> [Written instruction] Write every line of the material out exactly as shown.

##########

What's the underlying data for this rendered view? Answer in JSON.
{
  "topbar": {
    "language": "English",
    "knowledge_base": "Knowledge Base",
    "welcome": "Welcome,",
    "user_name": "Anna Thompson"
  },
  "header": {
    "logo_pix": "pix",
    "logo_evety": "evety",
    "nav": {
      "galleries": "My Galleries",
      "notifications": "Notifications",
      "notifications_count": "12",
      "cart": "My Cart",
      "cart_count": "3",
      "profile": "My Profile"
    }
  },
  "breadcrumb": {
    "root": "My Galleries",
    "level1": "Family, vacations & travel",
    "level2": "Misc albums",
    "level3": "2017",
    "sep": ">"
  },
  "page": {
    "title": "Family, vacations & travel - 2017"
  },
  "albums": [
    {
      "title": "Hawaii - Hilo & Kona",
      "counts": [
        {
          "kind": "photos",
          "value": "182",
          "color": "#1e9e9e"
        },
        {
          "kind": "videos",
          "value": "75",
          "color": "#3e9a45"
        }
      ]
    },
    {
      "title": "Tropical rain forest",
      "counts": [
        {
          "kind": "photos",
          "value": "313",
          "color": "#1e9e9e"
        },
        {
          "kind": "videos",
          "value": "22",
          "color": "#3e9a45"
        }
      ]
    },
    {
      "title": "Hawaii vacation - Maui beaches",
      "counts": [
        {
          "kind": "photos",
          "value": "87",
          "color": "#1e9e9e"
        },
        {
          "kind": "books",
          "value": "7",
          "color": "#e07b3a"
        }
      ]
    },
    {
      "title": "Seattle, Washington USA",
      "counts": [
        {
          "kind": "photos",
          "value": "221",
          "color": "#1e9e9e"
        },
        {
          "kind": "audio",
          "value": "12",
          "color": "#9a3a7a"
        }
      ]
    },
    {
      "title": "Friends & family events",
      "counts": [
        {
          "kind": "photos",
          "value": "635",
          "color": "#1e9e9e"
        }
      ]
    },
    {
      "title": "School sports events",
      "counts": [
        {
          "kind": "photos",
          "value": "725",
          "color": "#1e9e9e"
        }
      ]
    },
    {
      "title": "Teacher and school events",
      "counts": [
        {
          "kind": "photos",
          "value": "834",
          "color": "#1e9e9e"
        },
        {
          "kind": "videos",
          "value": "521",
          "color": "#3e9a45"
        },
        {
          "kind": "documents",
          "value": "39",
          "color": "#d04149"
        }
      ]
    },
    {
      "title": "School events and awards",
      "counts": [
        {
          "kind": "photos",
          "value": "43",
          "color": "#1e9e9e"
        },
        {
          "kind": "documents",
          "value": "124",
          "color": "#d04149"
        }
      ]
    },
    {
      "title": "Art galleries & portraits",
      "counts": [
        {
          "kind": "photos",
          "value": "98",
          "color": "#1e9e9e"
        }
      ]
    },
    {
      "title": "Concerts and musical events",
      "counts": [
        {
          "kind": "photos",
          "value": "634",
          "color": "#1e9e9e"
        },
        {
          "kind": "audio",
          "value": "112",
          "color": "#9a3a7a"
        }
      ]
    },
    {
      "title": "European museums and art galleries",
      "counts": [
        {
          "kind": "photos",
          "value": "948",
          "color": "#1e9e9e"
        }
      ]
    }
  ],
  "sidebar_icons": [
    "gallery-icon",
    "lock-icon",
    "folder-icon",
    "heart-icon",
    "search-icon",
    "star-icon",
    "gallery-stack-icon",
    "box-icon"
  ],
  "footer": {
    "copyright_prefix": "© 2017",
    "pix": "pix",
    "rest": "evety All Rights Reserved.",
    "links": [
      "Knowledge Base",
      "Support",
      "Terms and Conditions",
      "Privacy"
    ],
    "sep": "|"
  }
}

##########

> [Task solution]
What's the underlying data for this rendered view? Answer in JSON.
{
  "topbar": {
    "language": "English",
    "knowledge_base": "Knowledge Base",
    "welcome": "Welcome,",
    "user_name": "Anna Thompson"
  },
  "header": {
    "logo_pix": "pix",
    "logo_evety": "evety",
    "nav": {
      "galleries": "My Galleries",
      "notifications": "Notifications",
      "notifications_count": "12",
      "cart": "My Cart",
      "cart_count": "3",
      "profile": "My Profile"
    }
  },
  "breadcrumb": {
    "root": "My Galleries",
    "level1": "Family, vacations & travel",
    "level2": "Misc albums",
    "level3": "2017",
    "sep": ">"
  },
  "page": {
    "title": "Family, vacations & travel - 2017"
  },
  "albums": [
    {
      "title": "Hawaii - Hilo & Kona",
      "counts": [
        {
          "kind": "photos",
          "value": "182",
          "color": "#1e9e9e"
        },
        {
          "kind": "videos",
          "value": "75",
          "color": "#3e9a45"
        }
      ]
    },
    {
      "title": "Tropical rain forest",
      "counts": [
        {
          "kind": "photos",
          "value": "313",
          "color": "#1e9e9e"
        },
        {
          "kind": "videos",
          "value": "22",
          "color": "#3e9a45"
        }
      ]
    },
    {
      "title": "Hawaii vacation - Maui beaches",
      "counts": [
        {
          "kind": "photos",
          "value": "87",
          "color": "#1e9e9e"
        },
        {
          "kind": "books",
          "value": "7",
          "color": "#e07b3a"
        }
      ]
    },
    {
      "title": "Seattle, Washington USA",
      "counts": [
        {
          "kind": "photos",
          "value": "221",
          "color": "#1e9e9e"
        },
        {
          "kind": "audio",
          "value": "12",
          "color": "#9a3a7a"
        }
      ]
    },
    {
      "title": "Friends & family events",
      "counts": [
        {
          "kind": "photos",
          "value": "635",
          "color": "#1e9e9e"
        }
      ]
    },
    {
      "title": "School sports events",
      "counts": [
        {
          "kind": "photos",
          "value": "725",
          "color": "#1e9e9e"
        }
      ]
    },
    {
      "title": "Teacher and school events",
      "counts": [
        {
          "kind": "photos",
          "value": "834",
          "color": "#1e9e9e"
        },
        {
          "kind": "videos",
          "value": "521",
          "color": "#3e9a45"
        },
        {
          "kind": "documents",
          "value": "39",
          "color": "#d04149"
        }
      ]
    },
    {
      "title": "School events and awards",
      "counts": [
        {
          "kind": "photos",
          "value": "43",
          "color": "#1e9e9e"
        },
        {
          "kind": "documents",
          "value": "124",
          "color": "#d04149"
        }
      ]
    },
    {
      "title": "Art galleries & portraits",
      "counts": [
        {
          "kind": "photos",
          "value": "98",
          "color": "#1e9e9e"
        }
      ]
    },
    {
      "title": "Concerts and musical events",
      "counts": [
        {
          "kind": "photos",
          "value": "634",
          "color": "#1e9e9e"
        },
        {
          "kind": "audio",
          "value": "112",
          "color": "#9a3a7a"
        }
      ]
    },
    {
      "title": "European museums and art galleries",
      "counts": [
        {
          "kind": "photos",
          "value": "948",
          "color": "#1e9e9e"
        }
      ]
    }
  ],
  "sidebar_icons": [
    "gallery-icon",
    "lock-icon",
    "folder-icon",
    "heart-icon",
    "search-icon",
    "star-icon",
    "gallery-stack-icon",
    "box-icon"
  ],
  "footer": {
    "copyright_prefix": "© 2017",
    "pix": "pix",
    "rest": "evety All Rights Reserved.",
    "links": [
      "Knowledge Base",
      "Support",
      "Terms and Conditions",
      "Privacy"
    ],
    "sep": "|"
  }
}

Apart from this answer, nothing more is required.